>> BEGIN Records supplied

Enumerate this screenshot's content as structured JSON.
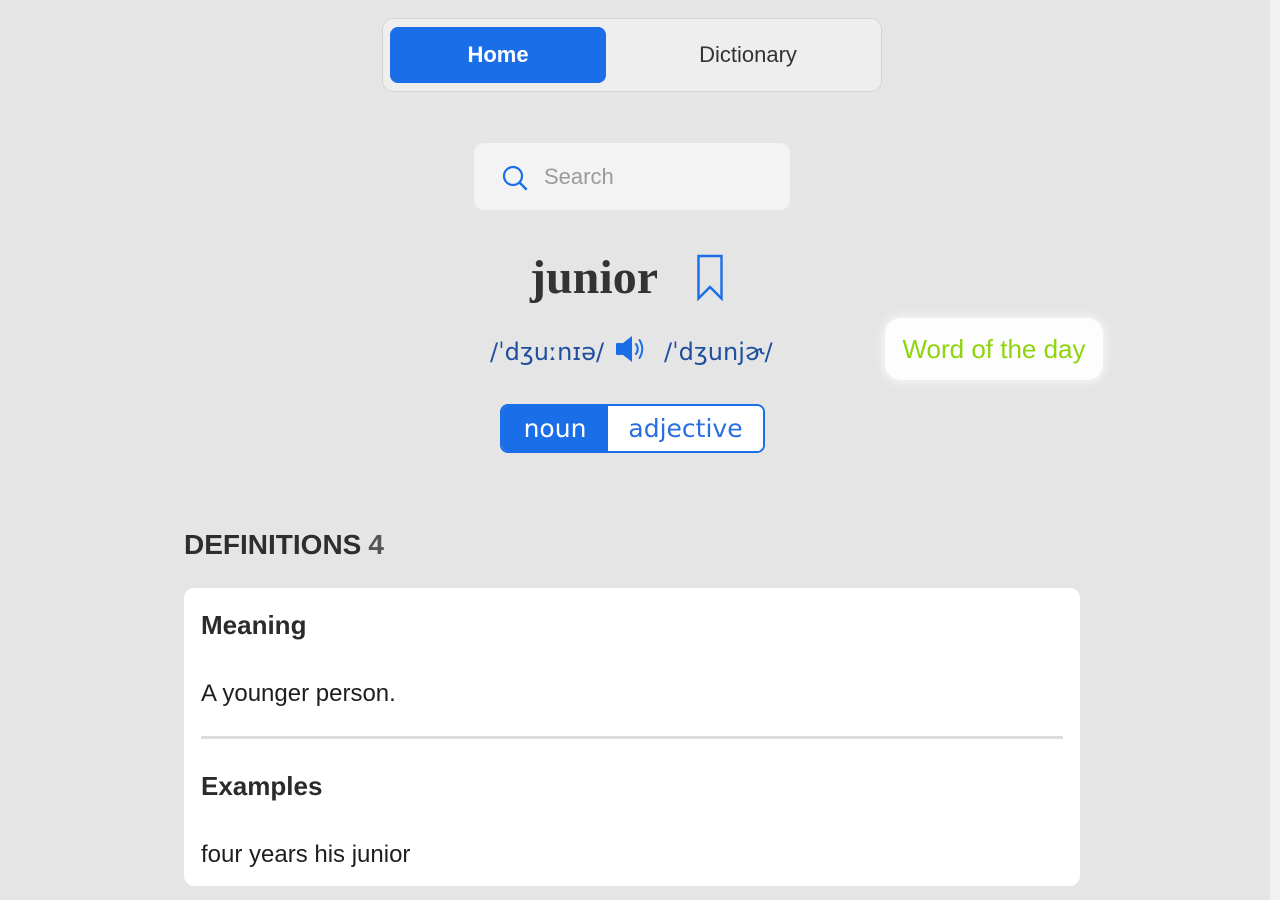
{
  "nav": {
    "tabs": [
      {
        "label": "Home",
        "active": true
      },
      {
        "label": "Dictionary",
        "active": false
      }
    ]
  },
  "search": {
    "placeholder": "Search",
    "icon": "search-icon"
  },
  "word": {
    "text": "junior",
    "bookmark_icon": "bookmark-icon",
    "audio_icon": "speaker-icon",
    "pronunciations": [
      "/ˈdʒuːnɪə/",
      "/ˈdʒunjɚ/"
    ]
  },
  "badge": {
    "label": "Word of the day"
  },
  "parts_of_speech": [
    {
      "label": "noun",
      "selected": true
    },
    {
      "label": "adjective",
      "selected": false
    }
  ],
  "definitions": {
    "heading": "DEFINITIONS",
    "count": "4",
    "items": [
      {
        "meaning_label": "Meaning",
        "meaning": "A younger person.",
        "examples_label": "Examples",
        "example": "four years his junior"
      }
    ]
  },
  "colors": {
    "accent": "#1a6ee8",
    "pronunciation": "#1f4f9f",
    "badge_text": "#8fd40c",
    "page_background": "#e5e5e5"
  }
}
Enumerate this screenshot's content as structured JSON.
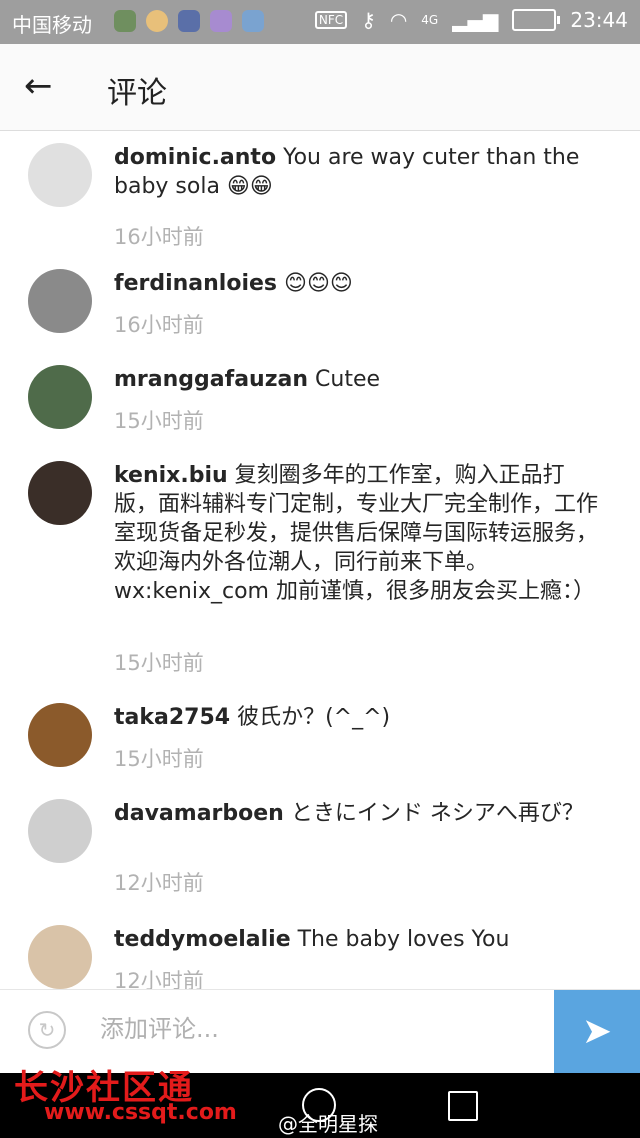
{
  "status_bar": {
    "carrier": "中国移动",
    "network": "4G",
    "nfc": "NFC",
    "time": "23:44"
  },
  "app_bar": {
    "title": "评论",
    "back_icon": "arrow-left-icon"
  },
  "comments": [
    {
      "username": "dominic.anto",
      "text": " You are way cuter than the baby sola 😁😁",
      "time": "16小时前",
      "avatar_color": "#e0e0e0"
    },
    {
      "username": "ferdinanloies",
      "text": " 😊😊😊",
      "time": "16小时前",
      "avatar_color": "#8a8a8a"
    },
    {
      "username": "mranggafauzan",
      "text": " Cutee",
      "time": "15小时前",
      "avatar_color": "#4f6b4a"
    },
    {
      "username": "kenix.biu",
      "text": " 复刻圈多年的工作室，购入正品打版，面料辅料专门定制，专业大厂完全制作，工作室现货备足秒发，提供售后保障与国际转运服务，欢迎海内外各位潮人，同行前来下单。wx:kenix_com 加前谨慎，很多朋友会买上瘾：）",
      "time": "15小时前",
      "avatar_color": "#3a2e28"
    },
    {
      "username": "taka2754",
      "text": " 彼氏か？(^_^)",
      "time": "15小时前",
      "avatar_color": "#8b5a2b"
    },
    {
      "username": "davamarboen",
      "text": " ときにインド ネシアへ再び？",
      "time": "12小时前",
      "avatar_color": "#cfcfcf"
    },
    {
      "username": "teddymoelalie",
      "text": " The baby loves You",
      "time": "12小时前",
      "avatar_color": "#d9c3a8"
    }
  ],
  "input_bar": {
    "placeholder": "添加评论...",
    "reply_icon": "reply-icon",
    "send_icon": "send-icon"
  },
  "watermarks": {
    "site_name": "长沙社区通",
    "site_url": "www.cssqt.com",
    "weibo": "@全明星探"
  },
  "colors": {
    "accent": "#5aa5e0",
    "time_gray": "#b2b2b2",
    "status_bar": "#9e9e9e"
  }
}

>> END Records supplied

*Aim of the exercise*. Every record must be copied exactly, with the pictures left out.

*In response*.
Enumerate this screenshot's content as structured JSON.
{
  "nav": {
    "tabs": [
      {
        "label": "Home",
        "active": true
      },
      {
        "label": "Dictionary",
        "active": false
      }
    ]
  },
  "search": {
    "placeholder": "Search",
    "icon": "search-icon"
  },
  "word": {
    "text": "junior",
    "bookmark_icon": "bookmark-icon",
    "audio_icon": "speaker-icon",
    "pronunciations": [
      "/ˈdʒuːnɪə/",
      "/ˈdʒunjɚ/"
    ]
  },
  "badge": {
    "label": "Word of the day"
  },
  "parts_of_speech": [
    {
      "label": "noun",
      "selected": true
    },
    {
      "label": "adjective",
      "selected": false
    }
  ],
  "definitions": {
    "heading": "DEFINITIONS",
    "count": "4",
    "items": [
      {
        "meaning_label": "Meaning",
        "meaning": "A younger person.",
        "examples_label": "Examples",
        "example": "four years his junior"
      }
    ]
  },
  "colors": {
    "accent": "#1a6ee8",
    "pronunciation": "#1f4f9f",
    "badge_text": "#8fd40c",
    "page_background": "#e5e5e5"
  }
}
Enumerate this screenshot's content as structured JSON.
{
  "status_bar": {
    "carrier": "中国移动",
    "network": "4G",
    "nfc": "NFC",
    "time": "23:44"
  },
  "app_bar": {
    "title": "评论",
    "back_icon": "arrow-left-icon"
  },
  "comments": [
    {
      "username": "dominic.anto",
      "text": " You are way cuter than the baby sola 😁😁",
      "time": "16小时前",
      "avatar_color": "#e0e0e0"
    },
    {
      "username": "ferdinanloies",
      "text": " 😊😊😊",
      "time": "16小时前",
      "avatar_color": "#8a8a8a"
    },
    {
      "username": "mranggafauzan",
      "text": " Cutee",
      "time": "15小时前",
      "avatar_color": "#4f6b4a"
    },
    {
      "username": "kenix.biu",
      "text": " 复刻圈多年的工作室，购入正品打版，面料辅料专门定制，专业大厂完全制作，工作室现货备足秒发，提供售后保障与国际转运服务，欢迎海内外各位潮人，同行前来下单。wx:kenix_com 加前谨慎，很多朋友会买上瘾：）",
      "time": "15小时前",
      "avatar_color": "#3a2e28"
    },
    {
      "username": "taka2754",
      "text": " 彼氏か？(^_^)",
      "time": "15小时前",
      "avatar_color": "#8b5a2b"
    },
    {
      "username": "davamarboen",
      "text": " ときにインド ネシアへ再び？",
      "time": "12小时前",
      "avatar_color": "#cfcfcf"
    },
    {
      "username": "teddymoelalie",
      "text": " The baby loves You",
      "time": "12小时前",
      "avatar_color": "#d9c3a8"
    }
  ],
  "input_bar": {
    "placeholder": "添加评论...",
    "reply_icon": "reply-icon",
    "send_icon": "send-icon"
  },
  "watermarks": {
    "site_name": "长沙社区通",
    "site_url": "www.cssqt.com",
    "weibo": "@全明星探"
  },
  "colors": {
    "accent": "#5aa5e0",
    "time_gray": "#b2b2b2",
    "status_bar": "#9e9e9e"
  }
}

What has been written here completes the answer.